▶ _Your objective_
Print the entries verbatim, leaving out the images they contain.
########################################
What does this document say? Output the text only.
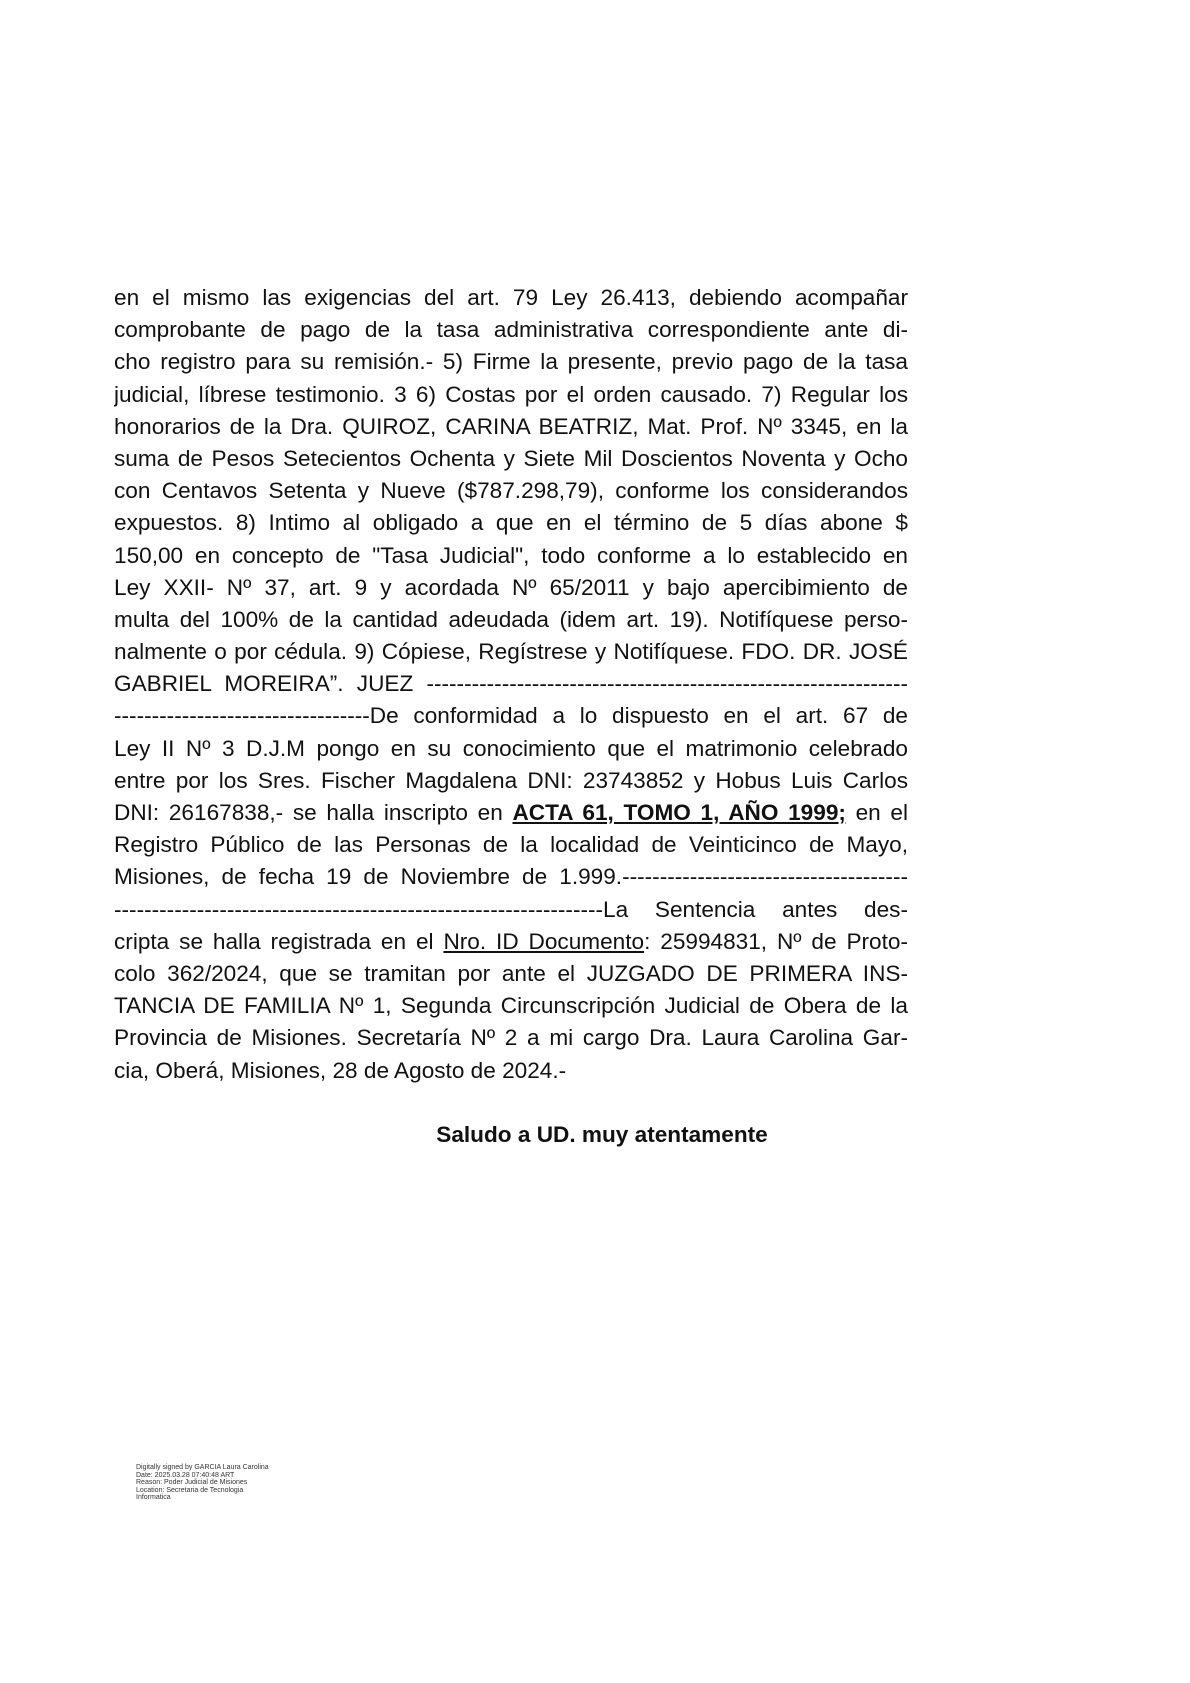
en el mismo las exigencias del art. 79 Ley 26.413, debiendo acompañar
comprobante de pago de la tasa administrativa correspondiente ante di-
cho registro para su remisión.- 5) Firme la presente, previo pago de la tasa
judicial, líbrese testimonio. 3 6) Costas por el orden causado. 7) Regular los
honorarios de la Dra. QUIROZ, CARINA BEATRIZ, Mat. Prof. Nº 3345, en la
suma de Pesos Setecientos Ochenta y Siete Mil Doscientos Noventa y Ocho
con Centavos Setenta y Nueve ($787.298,79), conforme los considerandos
expuestos. 8) Intimo al obligado a que en el término de 5 días abone $
150,00 en concepto de "Tasa Judicial", todo conforme a lo establecido en
Ley XXII- Nº 37, art. 9 y acordada Nº 65/2011 y bajo apercibimiento de
multa del 100% de la cantidad adeudada (idem art. 19). Notifíquese perso-
nalmente o por cédula. 9) Cópiese, Regístrese y Notifíquese. FDO. DR. JOSÉ
GABRIEL MOREIRA”. JUEZ ----------------------------------------------------------------
----------------------------------De conformidad a lo dispuesto en el art. 67 de
Ley II Nº 3 D.J.M pongo en su conocimiento que el matrimonio celebrado
entre por los Sres. Fischer Magdalena DNI: 23743852 y Hobus Luis Carlos
DNI: 26167838,- se halla inscripto en ACTA 61, TOMO 1, AÑO 1999; en el
Registro Público de las Personas de la localidad de Veinticinco de Mayo,
Misiones, de fecha 19 de Noviembre de 1.999.--------------------------------------
-----------------------------------------------------------------La Sentencia antes des-
cripta se halla registrada en el Nro. ID Documento: 25994831, Nº de Proto-
colo 362/2024, que se tramitan por ante el JUZGADO DE PRIMERA INS-
TANCIA DE FAMILIA Nº 1, Segunda Circunscripción Judicial de Obera de la
Provincia de Misiones. Secretaría Nº 2 a mi cargo Dra. Laura Carolina Gar-
cia, Oberá, Misiones, 28 de Agosto de 2024.-
Saludo a UD. muy atentamente
Digitally signed by GARCIA Laura Carolina
Date: 2025.03.28 07:40:48 ART
Reason: Poder Judicial de Misiones
Location: Secretaria de Tecnologia
Informatica
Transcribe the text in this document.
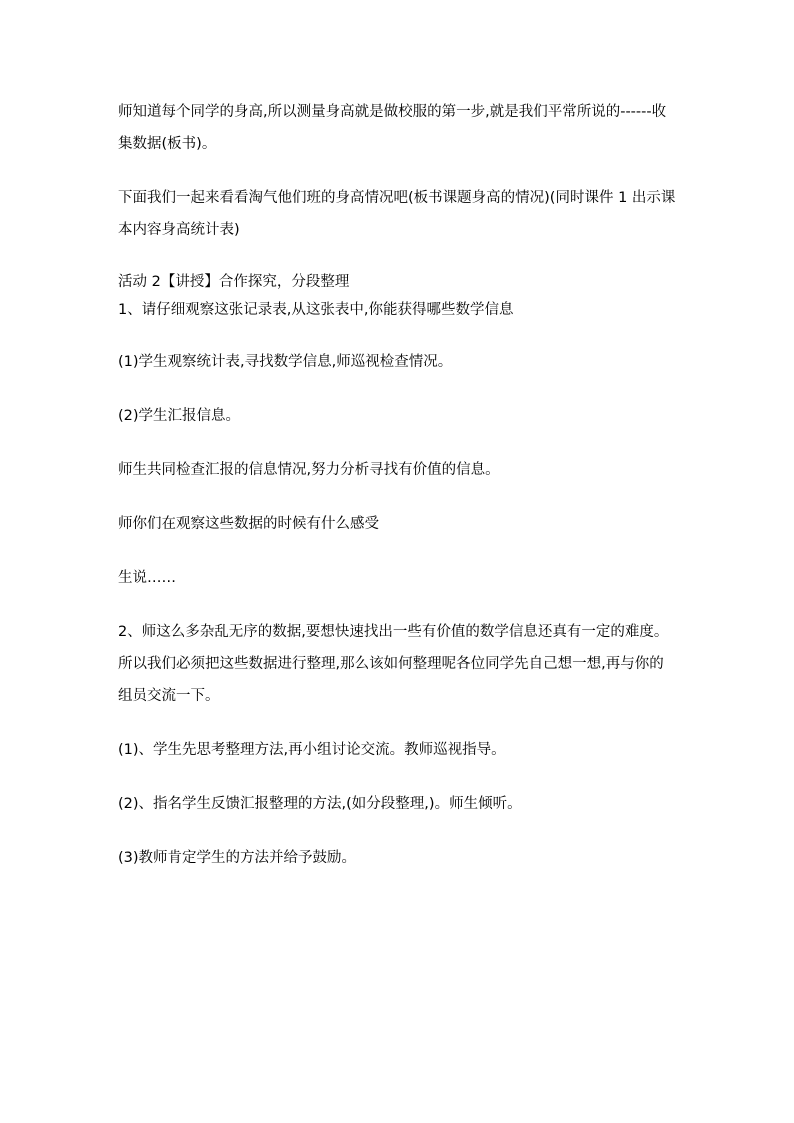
师知道每个同学的身高,所以测量身高就是做校服的第一步,就是我们平常所说的------收集数据(板书)。

下面我们一起来看看淘气他们班的身高情况吧(板书课题身高的情况)(同时课件 1 出示课本内容身高统计表)

活动 2【讲授】合作探究，分段整理

1、请仔细观察这张记录表,从这张表中,你能获得哪些数学信息

(1)学生观察统计表,寻找数学信息,师巡视检查情况。

(2)学生汇报信息。

师生共同检查汇报的信息情况,努力分析寻找有价值的信息。

师你们在观察这些数据的时候有什么感受

生说……

2、师这么多杂乱无序的数据,要想快速找出一些有价值的数学信息还真有一定的难度。所以我们必须把这些数据进行整理,那么该如何整理呢各位同学先自己想一想,再与你的组员交流一下。

(1)、学生先思考整理方法,再小组讨论交流。教师巡视指导。

(2)、指名学生反馈汇报整理的方法,(如分段整理,)。师生倾听。

(3)教师肯定学生的方法并给予鼓励。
########################################
▶ _Reply_
What does this document say? Output the text only.
en el mismo las exigencias del art. 79 Ley 26.413, debiendo acompañar
comprobante de pago de la tasa administrativa correspondiente ante di-
cho registro para su remisión.- 5) Firme la presente, previo pago de la tasa
judicial, líbrese testimonio. 3 6) Costas por el orden causado. 7) Regular los
honorarios de la Dra. QUIROZ, CARINA BEATRIZ, Mat. Prof. Nº 3345, en la
suma de Pesos Setecientos Ochenta y Siete Mil Doscientos Noventa y Ocho
con Centavos Setenta y Nueve ($787.298,79), conforme los considerandos
expuestos. 8) Intimo al obligado a que en el término de 5 días abone $
150,00 en concepto de "Tasa Judicial", todo conforme a lo establecido en
Ley XXII- Nº 37, art. 9 y acordada Nº 65/2011 y bajo apercibimiento de
multa del 100% de la cantidad adeudada (idem art. 19). Notifíquese perso-
nalmente o por cédula. 9) Cópiese, Regístrese y Notifíquese. FDO. DR. JOSÉ
GABRIEL MOREIRA”. JUEZ ----------------------------------------------------------------
----------------------------------De conformidad a lo dispuesto en el art. 67 de
Ley II Nº 3 D.J.M pongo en su conocimiento que el matrimonio celebrado
entre por los Sres. Fischer Magdalena DNI: 23743852 y Hobus Luis Carlos
DNI: 26167838,- se halla inscripto en ACTA 61, TOMO 1, AÑO 1999; en el
Registro Público de las Personas de la localidad de Veinticinco de Mayo,
Misiones, de fecha 19 de Noviembre de 1.999.--------------------------------------
-----------------------------------------------------------------La Sentencia antes des-
cripta se halla registrada en el Nro. ID Documento: 25994831, Nº de Proto-
colo 362/2024, que se tramitan por ante el JUZGADO DE PRIMERA INS-
TANCIA DE FAMILIA Nº 1, Segunda Circunscripción Judicial de Obera de la
Provincia de Misiones. Secretaría Nº 2 a mi cargo Dra. Laura Carolina Gar-
cia, Oberá, Misiones, 28 de Agosto de 2024.-
Saludo a UD. muy atentamente
Digitally signed by GARCIA Laura Carolina
Date: 2025.03.28 07:40:48 ART
Reason: Poder Judicial de Misiones
Location: Secretaria de Tecnologia
Informatica
Transcribe the text in this document.
师知道每个同学的身高,所以测量身高就是做校服的第一步,就是我们平常所说的------收集数据(板书)。

下面我们一起来看看淘气他们班的身高情况吧(板书课题身高的情况)(同时课件 1 出示课本内容身高统计表)

活动 2【讲授】合作探究，分段整理

1、请仔细观察这张记录表,从这张表中,你能获得哪些数学信息

(1)学生观察统计表,寻找数学信息,师巡视检查情况。

(2)学生汇报信息。

师生共同检查汇报的信息情况,努力分析寻找有价值的信息。

师你们在观察这些数据的时候有什么感受

生说……

2、师这么多杂乱无序的数据,要想快速找出一些有价值的数学信息还真有一定的难度。所以我们必须把这些数据进行整理,那么该如何整理呢各位同学先自己想一想,再与你的组员交流一下。

(1)、学生先思考整理方法,再小组讨论交流。教师巡视指导。

(2)、指名学生反馈汇报整理的方法,(如分段整理,)。师生倾听。

(3)教师肯定学生的方法并给予鼓励。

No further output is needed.